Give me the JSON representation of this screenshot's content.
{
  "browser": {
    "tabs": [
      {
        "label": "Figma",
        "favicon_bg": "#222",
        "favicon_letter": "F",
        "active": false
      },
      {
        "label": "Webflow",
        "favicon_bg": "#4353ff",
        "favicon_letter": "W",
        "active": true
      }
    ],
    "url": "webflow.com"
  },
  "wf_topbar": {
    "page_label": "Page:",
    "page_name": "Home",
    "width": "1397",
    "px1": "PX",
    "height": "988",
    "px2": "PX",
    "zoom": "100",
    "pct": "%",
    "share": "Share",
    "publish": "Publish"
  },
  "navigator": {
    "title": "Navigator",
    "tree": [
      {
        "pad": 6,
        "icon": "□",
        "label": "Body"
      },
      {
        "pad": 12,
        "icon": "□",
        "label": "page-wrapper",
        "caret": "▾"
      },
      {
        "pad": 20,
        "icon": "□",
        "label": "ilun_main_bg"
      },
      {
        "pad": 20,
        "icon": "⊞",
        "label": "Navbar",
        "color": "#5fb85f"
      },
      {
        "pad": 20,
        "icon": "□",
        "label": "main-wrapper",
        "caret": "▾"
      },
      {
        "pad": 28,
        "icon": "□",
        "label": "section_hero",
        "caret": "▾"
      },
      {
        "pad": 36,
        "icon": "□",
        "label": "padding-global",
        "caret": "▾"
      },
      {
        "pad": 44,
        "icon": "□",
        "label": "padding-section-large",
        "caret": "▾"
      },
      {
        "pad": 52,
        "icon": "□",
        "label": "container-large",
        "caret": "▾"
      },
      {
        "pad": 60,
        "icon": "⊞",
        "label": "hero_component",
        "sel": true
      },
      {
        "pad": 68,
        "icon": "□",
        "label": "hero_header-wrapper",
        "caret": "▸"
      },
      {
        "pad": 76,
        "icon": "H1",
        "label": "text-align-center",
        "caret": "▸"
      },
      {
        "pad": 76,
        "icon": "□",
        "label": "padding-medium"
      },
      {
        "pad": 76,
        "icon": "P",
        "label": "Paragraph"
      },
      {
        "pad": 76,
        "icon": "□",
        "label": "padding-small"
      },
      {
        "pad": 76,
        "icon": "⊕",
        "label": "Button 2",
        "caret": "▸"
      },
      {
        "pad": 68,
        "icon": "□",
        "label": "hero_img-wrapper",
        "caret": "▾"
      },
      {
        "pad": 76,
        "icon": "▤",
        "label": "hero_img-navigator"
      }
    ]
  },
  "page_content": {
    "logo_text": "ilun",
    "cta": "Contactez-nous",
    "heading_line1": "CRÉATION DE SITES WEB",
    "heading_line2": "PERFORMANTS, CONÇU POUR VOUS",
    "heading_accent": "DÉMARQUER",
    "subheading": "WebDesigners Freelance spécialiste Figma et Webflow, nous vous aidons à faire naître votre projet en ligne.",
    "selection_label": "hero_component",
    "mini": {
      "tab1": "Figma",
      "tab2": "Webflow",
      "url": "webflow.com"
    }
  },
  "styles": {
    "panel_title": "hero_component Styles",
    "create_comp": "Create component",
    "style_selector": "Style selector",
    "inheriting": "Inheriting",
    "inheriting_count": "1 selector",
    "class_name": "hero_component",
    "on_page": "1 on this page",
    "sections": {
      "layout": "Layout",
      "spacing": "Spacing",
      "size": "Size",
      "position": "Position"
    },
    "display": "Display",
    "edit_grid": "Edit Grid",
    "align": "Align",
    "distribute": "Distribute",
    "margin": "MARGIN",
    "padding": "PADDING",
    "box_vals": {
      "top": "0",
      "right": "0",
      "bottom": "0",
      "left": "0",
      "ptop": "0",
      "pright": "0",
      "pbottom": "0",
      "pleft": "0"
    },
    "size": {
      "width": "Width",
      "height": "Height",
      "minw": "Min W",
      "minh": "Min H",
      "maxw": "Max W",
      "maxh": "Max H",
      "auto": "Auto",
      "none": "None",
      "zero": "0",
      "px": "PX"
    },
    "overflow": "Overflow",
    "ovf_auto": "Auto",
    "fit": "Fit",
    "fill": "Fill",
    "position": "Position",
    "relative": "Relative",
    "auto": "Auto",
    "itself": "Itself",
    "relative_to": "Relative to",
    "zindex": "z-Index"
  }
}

————————

## Direction
Give back each line above precisely as it stands.

## Finished exercise
Give me the JSON representation of this screenshot's content.
{
  "browser": {
    "tabs": [
      {
        "label": "Figma",
        "favicon_bg": "#222",
        "favicon_letter": "F",
        "active": false
      },
      {
        "label": "Webflow",
        "favicon_bg": "#4353ff",
        "favicon_letter": "W",
        "active": true
      }
    ],
    "url": "webflow.com"
  },
  "wf_topbar": {
    "page_label": "Page:",
    "page_name": "Home",
    "width": "1397",
    "px1": "PX",
    "height": "988",
    "px2": "PX",
    "zoom": "100",
    "pct": "%",
    "share": "Share",
    "publish": "Publish"
  },
  "navigator": {
    "title": "Navigator",
    "tree": [
      {
        "pad": 6,
        "icon": "□",
        "label": "Body"
      },
      {
        "pad": 12,
        "icon": "□",
        "label": "page-wrapper",
        "caret": "▾"
      },
      {
        "pad": 20,
        "icon": "□",
        "label": "ilun_main_bg"
      },
      {
        "pad": 20,
        "icon": "⊞",
        "label": "Navbar",
        "color": "#5fb85f"
      },
      {
        "pad": 20,
        "icon": "□",
        "label": "main-wrapper",
        "caret": "▾"
      },
      {
        "pad": 28,
        "icon": "□",
        "label": "section_hero",
        "caret": "▾"
      },
      {
        "pad": 36,
        "icon": "□",
        "label": "padding-global",
        "caret": "▾"
      },
      {
        "pad": 44,
        "icon": "□",
        "label": "padding-section-large",
        "caret": "▾"
      },
      {
        "pad": 52,
        "icon": "□",
        "label": "container-large",
        "caret": "▾"
      },
      {
        "pad": 60,
        "icon": "⊞",
        "label": "hero_component",
        "sel": true
      },
      {
        "pad": 68,
        "icon": "□",
        "label": "hero_header-wrapper",
        "caret": "▸"
      },
      {
        "pad": 76,
        "icon": "H1",
        "label": "text-align-center",
        "caret": "▸"
      },
      {
        "pad": 76,
        "icon": "□",
        "label": "padding-medium"
      },
      {
        "pad": 76,
        "icon": "P",
        "label": "Paragraph"
      },
      {
        "pad": 76,
        "icon": "□",
        "label": "padding-small"
      },
      {
        "pad": 76,
        "icon": "⊕",
        "label": "Button 2",
        "caret": "▸"
      },
      {
        "pad": 68,
        "icon": "□",
        "label": "hero_img-wrapper",
        "caret": "▾"
      },
      {
        "pad": 76,
        "icon": "▤",
        "label": "hero_img-navigator"
      }
    ]
  },
  "page_content": {
    "logo_text": "ilun",
    "cta": "Contactez-nous",
    "heading_line1": "CRÉATION DE SITES WEB",
    "heading_line2": "PERFORMANTS, CONÇU POUR VOUS",
    "heading_accent": "DÉMARQUER",
    "subheading": "WebDesigners Freelance spécialiste Figma et Webflow, nous vous aidons à faire naître votre projet en ligne.",
    "selection_label": "hero_component",
    "mini": {
      "tab1": "Figma",
      "tab2": "Webflow",
      "url": "webflow.com"
    }
  },
  "styles": {
    "panel_title": "hero_component Styles",
    "create_comp": "Create component",
    "style_selector": "Style selector",
    "inheriting": "Inheriting",
    "inheriting_count": "1 selector",
    "class_name": "hero_component",
    "on_page": "1 on this page",
    "sections": {
      "layout": "Layout",
      "spacing": "Spacing",
      "size": "Size",
      "position": "Position"
    },
    "display": "Display",
    "edit_grid": "Edit Grid",
    "align": "Align",
    "distribute": "Distribute",
    "margin": "MARGIN",
    "padding": "PADDING",
    "box_vals": {
      "top": "0",
      "right": "0",
      "bottom": "0",
      "left": "0",
      "ptop": "0",
      "pright": "0",
      "pbottom": "0",
      "pleft": "0"
    },
    "size": {
      "width": "Width",
      "height": "Height",
      "minw": "Min W",
      "minh": "Min H",
      "maxw": "Max W",
      "maxh": "Max H",
      "auto": "Auto",
      "none": "None",
      "zero": "0",
      "px": "PX"
    },
    "overflow": "Overflow",
    "ovf_auto": "Auto",
    "fit": "Fit",
    "fill": "Fill",
    "position": "Position",
    "relative": "Relative",
    "auto": "Auto",
    "itself": "Itself",
    "relative_to": "Relative to",
    "zindex": "z-Index"
  }
}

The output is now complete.